Required task: Output the data below in full, byte for byte. Nothing may differ.

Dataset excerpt
+++
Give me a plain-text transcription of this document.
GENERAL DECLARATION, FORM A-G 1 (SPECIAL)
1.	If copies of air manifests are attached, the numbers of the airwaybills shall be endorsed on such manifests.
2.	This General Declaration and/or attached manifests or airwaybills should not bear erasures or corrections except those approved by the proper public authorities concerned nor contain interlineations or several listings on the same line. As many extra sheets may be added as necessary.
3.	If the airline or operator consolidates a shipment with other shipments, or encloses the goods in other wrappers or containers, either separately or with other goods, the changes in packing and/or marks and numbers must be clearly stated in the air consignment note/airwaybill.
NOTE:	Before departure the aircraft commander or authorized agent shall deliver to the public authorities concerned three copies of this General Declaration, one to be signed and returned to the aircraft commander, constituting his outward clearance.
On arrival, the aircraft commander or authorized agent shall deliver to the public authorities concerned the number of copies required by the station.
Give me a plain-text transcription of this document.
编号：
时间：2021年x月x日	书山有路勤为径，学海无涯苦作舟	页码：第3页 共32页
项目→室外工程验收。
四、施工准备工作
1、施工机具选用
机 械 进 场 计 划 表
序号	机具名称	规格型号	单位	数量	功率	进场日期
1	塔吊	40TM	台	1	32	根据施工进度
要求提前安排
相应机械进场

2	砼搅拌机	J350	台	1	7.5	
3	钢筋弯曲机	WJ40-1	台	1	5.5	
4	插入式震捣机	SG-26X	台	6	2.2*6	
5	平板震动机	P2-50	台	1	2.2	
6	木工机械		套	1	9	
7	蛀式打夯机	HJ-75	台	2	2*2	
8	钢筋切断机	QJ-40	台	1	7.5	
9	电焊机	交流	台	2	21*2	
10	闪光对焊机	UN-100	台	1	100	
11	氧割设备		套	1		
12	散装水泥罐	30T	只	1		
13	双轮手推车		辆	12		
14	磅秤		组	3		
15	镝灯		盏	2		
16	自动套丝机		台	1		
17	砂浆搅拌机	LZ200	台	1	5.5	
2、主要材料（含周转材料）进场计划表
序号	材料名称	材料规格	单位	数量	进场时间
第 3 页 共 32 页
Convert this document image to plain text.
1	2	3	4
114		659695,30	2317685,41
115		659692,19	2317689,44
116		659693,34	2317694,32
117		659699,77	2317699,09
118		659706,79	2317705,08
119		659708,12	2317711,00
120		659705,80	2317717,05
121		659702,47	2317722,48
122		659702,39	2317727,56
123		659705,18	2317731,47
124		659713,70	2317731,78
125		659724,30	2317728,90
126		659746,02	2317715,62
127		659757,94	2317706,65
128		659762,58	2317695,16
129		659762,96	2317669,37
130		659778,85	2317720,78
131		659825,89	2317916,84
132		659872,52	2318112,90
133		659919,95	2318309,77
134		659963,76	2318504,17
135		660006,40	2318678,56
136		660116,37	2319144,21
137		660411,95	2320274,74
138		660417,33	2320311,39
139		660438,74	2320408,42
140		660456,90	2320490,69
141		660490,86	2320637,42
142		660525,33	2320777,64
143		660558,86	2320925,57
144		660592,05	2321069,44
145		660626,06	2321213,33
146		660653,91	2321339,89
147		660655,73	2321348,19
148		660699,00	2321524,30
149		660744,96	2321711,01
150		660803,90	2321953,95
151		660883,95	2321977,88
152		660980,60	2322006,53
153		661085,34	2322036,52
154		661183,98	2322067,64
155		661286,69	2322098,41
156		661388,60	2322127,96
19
+++
Solution for this exercise:
Give me a plain-text transcription of this document.
GENERAL DECLARATION, FORM A-G 1 (SPECIAL)
1.	If copies of air manifests are attached, the numbers of the airwaybills shall be endorsed on such manifests.
2.	This General Declaration and/or attached manifests or airwaybills should not bear erasures or corrections except those approved by the proper public authorities concerned nor contain interlineations or several listings on the same line. As many extra sheets may be added as necessary.
3.	If the airline or operator consolidates a shipment with other shipments, or encloses the goods in other wrappers or containers, either separately or with other goods, the changes in packing and/or marks and numbers must be clearly stated in the air consignment note/airwaybill.
NOTE:	Before departure the aircraft commander or authorized agent shall deliver to the public authorities concerned three copies of this General Declaration, one to be signed and returned to the aircraft commander, constituting his outward clearance.
On arrival, the aircraft commander or authorized agent shall deliver to the public authorities concerned the number of copies required by the station.
Give me a plain-text transcription of this document.
编号：
时间：2021年x月x日	书山有路勤为径，学海无涯苦作舟	页码：第3页 共32页
项目→室外工程验收。
四、施工准备工作
1、施工机具选用
机 械 进 场 计 划 表
序号	机具名称	规格型号	单位	数量	功率	进场日期
1	塔吊	40TM	台	1	32	根据施工进度
要求提前安排
相应机械进场

2	砼搅拌机	J350	台	1	7.5	
3	钢筋弯曲机	WJ40-1	台	1	5.5	
4	插入式震捣机	SG-26X	台	6	2.2*6	
5	平板震动机	P2-50	台	1	2.2	
6	木工机械		套	1	9	
7	蛀式打夯机	HJ-75	台	2	2*2	
8	钢筋切断机	QJ-40	台	1	7.5	
9	电焊机	交流	台	2	21*2	
10	闪光对焊机	UN-100	台	1	100	
11	氧割设备		套	1		
12	散装水泥罐	30T	只	1		
13	双轮手推车		辆	12		
14	磅秤		组	3		
15	镝灯		盏	2		
16	自动套丝机		台	1		
17	砂浆搅拌机	LZ200	台	1	5.5	
2、主要材料（含周转材料）进场计划表
序号	材料名称	材料规格	单位	数量	进场时间
第 3 页 共 32 页
Convert this document image to plain text.
1	2	3	4
114		659695,30	2317685,41
115		659692,19	2317689,44
116		659693,34	2317694,32
117		659699,77	2317699,09
118		659706,79	2317705,08
119		659708,12	2317711,00
120		659705,80	2317717,05
121		659702,47	2317722,48
122		659702,39	2317727,56
123		659705,18	2317731,47
124		659713,70	2317731,78
125		659724,30	2317728,90
126		659746,02	2317715,62
127		659757,94	2317706,65
128		659762,58	2317695,16
129		659762,96	2317669,37
130		659778,85	2317720,78
131		659825,89	2317916,84
132		659872,52	2318112,90
133		659919,95	2318309,77
134		659963,76	2318504,17
135		660006,40	2318678,56
136		660116,37	2319144,21
137		660411,95	2320274,74
138		660417,33	2320311,39
139		660438,74	2320408,42
140		660456,90	2320490,69
141		660490,86	2320637,42
142		660525,33	2320777,64
143		660558,86	2320925,57
144		660592,05	2321069,44
145		660626,06	2321213,33
146		660653,91	2321339,89
147		660655,73	2321348,19
148		660699,00	2321524,30
149		660744,96	2321711,01
150		660803,90	2321953,95
151		660883,95	2321977,88
152		660980,60	2322006,53
153		661085,34	2322036,52
154		661183,98	2322067,64
155		661286,69	2322098,41
156		661388,60	2322127,96
19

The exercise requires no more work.